■ **Exercise directions**:
Please write out the lines of the listing below exactly, leaving out the pictures.

-- begin Input records --

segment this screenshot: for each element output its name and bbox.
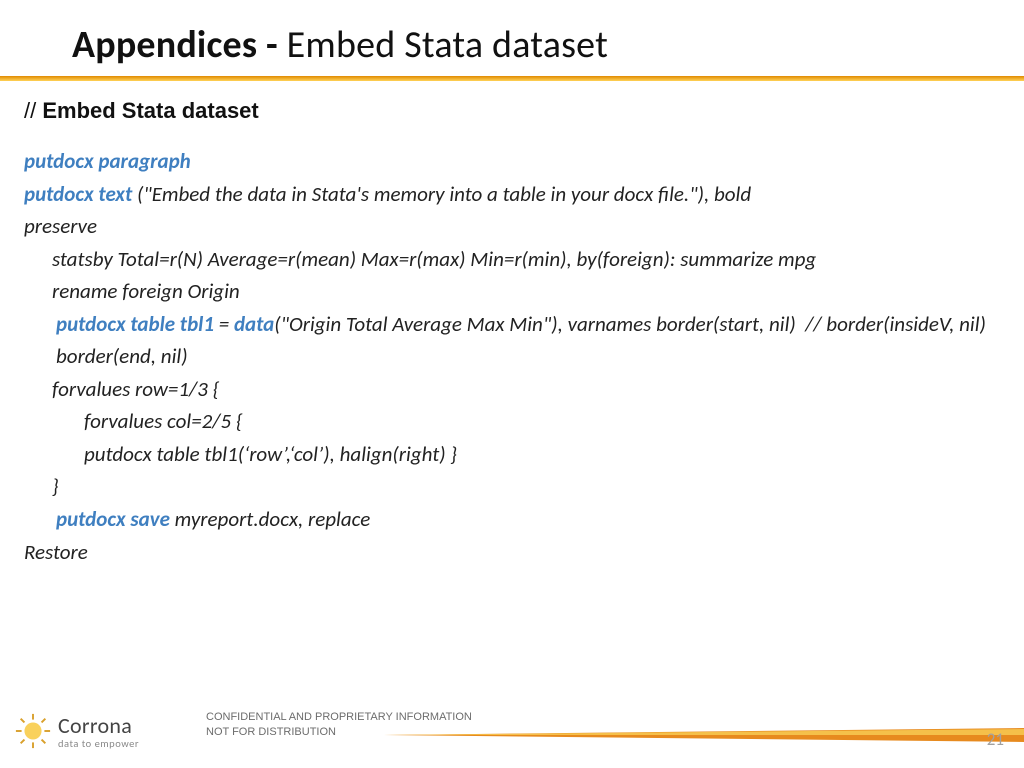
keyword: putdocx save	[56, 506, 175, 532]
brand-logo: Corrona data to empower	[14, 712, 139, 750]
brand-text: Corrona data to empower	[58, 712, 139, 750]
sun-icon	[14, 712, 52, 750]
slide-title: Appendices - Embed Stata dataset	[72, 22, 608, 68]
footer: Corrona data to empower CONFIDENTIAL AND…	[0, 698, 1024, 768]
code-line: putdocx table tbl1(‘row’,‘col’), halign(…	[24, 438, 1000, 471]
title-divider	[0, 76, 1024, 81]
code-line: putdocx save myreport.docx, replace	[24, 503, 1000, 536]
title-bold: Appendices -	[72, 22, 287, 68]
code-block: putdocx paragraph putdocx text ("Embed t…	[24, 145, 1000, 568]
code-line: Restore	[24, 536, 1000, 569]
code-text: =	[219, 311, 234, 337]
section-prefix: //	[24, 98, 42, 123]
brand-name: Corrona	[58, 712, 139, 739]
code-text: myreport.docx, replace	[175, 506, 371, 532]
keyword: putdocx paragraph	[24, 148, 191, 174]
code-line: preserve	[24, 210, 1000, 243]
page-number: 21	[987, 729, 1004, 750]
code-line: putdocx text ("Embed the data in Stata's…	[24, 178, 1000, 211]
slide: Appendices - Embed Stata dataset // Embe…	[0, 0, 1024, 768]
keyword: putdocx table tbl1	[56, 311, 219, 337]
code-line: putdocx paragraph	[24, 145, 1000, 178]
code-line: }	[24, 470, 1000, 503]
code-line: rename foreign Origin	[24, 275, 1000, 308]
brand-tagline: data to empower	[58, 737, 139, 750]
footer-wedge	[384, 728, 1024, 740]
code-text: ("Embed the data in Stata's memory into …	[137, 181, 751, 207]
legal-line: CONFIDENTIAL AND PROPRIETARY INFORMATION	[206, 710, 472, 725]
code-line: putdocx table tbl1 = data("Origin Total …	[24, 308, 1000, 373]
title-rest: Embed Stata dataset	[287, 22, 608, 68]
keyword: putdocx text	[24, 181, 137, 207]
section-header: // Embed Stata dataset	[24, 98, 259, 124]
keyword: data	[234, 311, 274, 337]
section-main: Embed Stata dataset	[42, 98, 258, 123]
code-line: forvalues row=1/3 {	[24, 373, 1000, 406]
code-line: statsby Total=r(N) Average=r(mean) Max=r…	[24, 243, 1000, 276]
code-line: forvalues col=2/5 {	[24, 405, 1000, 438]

-- end Input records --

■ **Answer to the exercise**:
segment this screenshot: for each element output its name and bbox.
keyword: putdocx save	[56, 506, 175, 532]
brand-logo: Corrona data to empower	[14, 712, 139, 750]
brand-text: Corrona data to empower	[58, 712, 139, 750]
sun-icon	[14, 712, 52, 750]
slide-title: Appendices - Embed Stata dataset	[72, 22, 608, 68]
footer: Corrona data to empower CONFIDENTIAL AND…	[0, 698, 1024, 768]
code-line: putdocx table tbl1(‘row’,‘col’), halign(…	[24, 438, 1000, 471]
title-divider	[0, 76, 1024, 81]
code-line: putdocx save myreport.docx, replace	[24, 503, 1000, 536]
title-bold: Appendices -	[72, 22, 287, 68]
code-block: putdocx paragraph putdocx text ("Embed t…	[24, 145, 1000, 568]
code-line: Restore	[24, 536, 1000, 569]
code-text: =	[219, 311, 234, 337]
section-prefix: //	[24, 98, 42, 123]
brand-name: Corrona	[58, 712, 139, 739]
code-text: myreport.docx, replace	[175, 506, 371, 532]
keyword: putdocx paragraph	[24, 148, 191, 174]
code-line: preserve	[24, 210, 1000, 243]
page-number: 21	[987, 729, 1004, 750]
code-line: putdocx text ("Embed the data in Stata's…	[24, 178, 1000, 211]
slide: Appendices - Embed Stata dataset // Embe…	[0, 0, 1024, 768]
keyword: putdocx table tbl1	[56, 311, 219, 337]
code-line: putdocx paragraph	[24, 145, 1000, 178]
code-line: }	[24, 470, 1000, 503]
code-line: rename foreign Origin	[24, 275, 1000, 308]
brand-tagline: data to empower	[58, 737, 139, 750]
footer-wedge	[384, 728, 1024, 740]
code-text: ("Embed the data in Stata's memory into …	[137, 181, 751, 207]
legal-line: CONFIDENTIAL AND PROPRIETARY INFORMATION	[206, 710, 472, 725]
code-line: putdocx table tbl1 = data("Origin Total …	[24, 308, 1000, 373]
title-rest: Embed Stata dataset	[287, 22, 608, 68]
keyword: putdocx text	[24, 181, 137, 207]
section-header: // Embed Stata dataset	[24, 98, 259, 124]
keyword: data	[234, 311, 274, 337]
section-main: Embed Stata dataset	[42, 98, 258, 123]
code-line: forvalues row=1/3 {	[24, 373, 1000, 406]
code-line: statsby Total=r(N) Average=r(mean) Max=r…	[24, 243, 1000, 276]
code-line: forvalues col=2/5 {	[24, 405, 1000, 438]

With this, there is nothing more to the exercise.